§ **Kaynak Metin**:

Tatilcileri zor bir kış bekliyor…
Bir tarafta gelirlerinin enflasyon karşısında erimesi, diğer yandan memleket hasreti derken, Batı Avrupa’dan Türkiye’ye bu yıl son yılların en yoğun seyahati yaşanıyor. Avrupa’da yerleşik hayat süren Türkiye kökenliler, tatillerini Türkiye’de geçirmek için kara ve hava yoluyla temmuz ayının başından itibaren yollara çıktı… Türk – Alman Eğitim ve Bilimsel Araştırmalar Vakfı [TAVAK] tarafından yapılan araştırmaya göre, […]
Bir tarafta gelirlerinin enflasyon karşısında erimesi, diğer yandan memleket hasreti derken, Batı Avrupa’dan Türkiye’ye bu yıl son yılların en yoğun seyahati yaşanıyor.
Avrupa’da yerleşik hayat süren Türkiye kökenliler, tatillerini Türkiye’de geçirmek için kara ve hava yoluyla temmuz ayının başından itibaren yollara çıktı…
Türk – Alman Eğitim ve Bilimsel Araştırmalar Vakfı [TAVAK] tarafından yapılan araştırmaya göre, bu yıl AB ülkelerinde yaşayan 6 milyon 200 bin Türkiye kökenlinin, 3 milyon 600 bini tatillerini Türkiye’de geçirecekler.

§ **Toplanan Veriler**:

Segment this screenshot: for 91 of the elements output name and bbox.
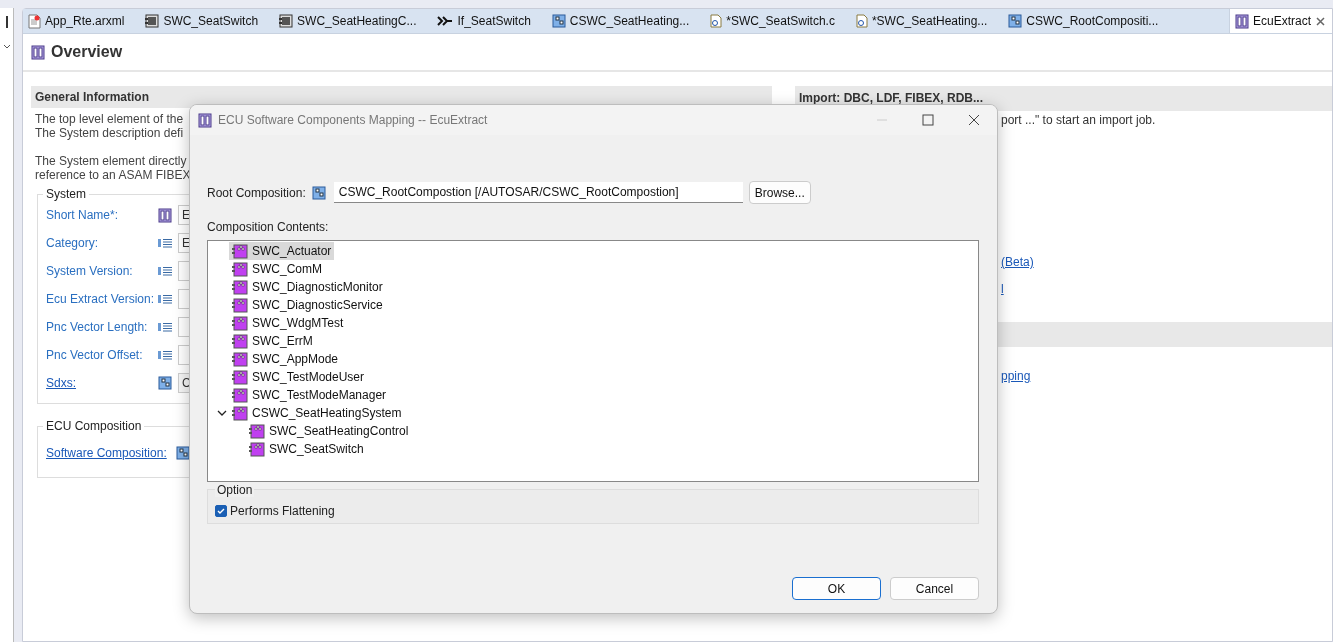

§ **Yapılacak Çalışma**: Avrupa'dan Türkiye'ye tatil yolculuğunu anlatan metne göre, TAVAK araştırmasına göre AB ülkelerinde yaşayan Türkiye kökenlilerden kaçı bu yıl tatilini Türkiye'de geçirecek?

§ **Alıştırmanın Cevabı**: 3 milyon 600 bin kişi.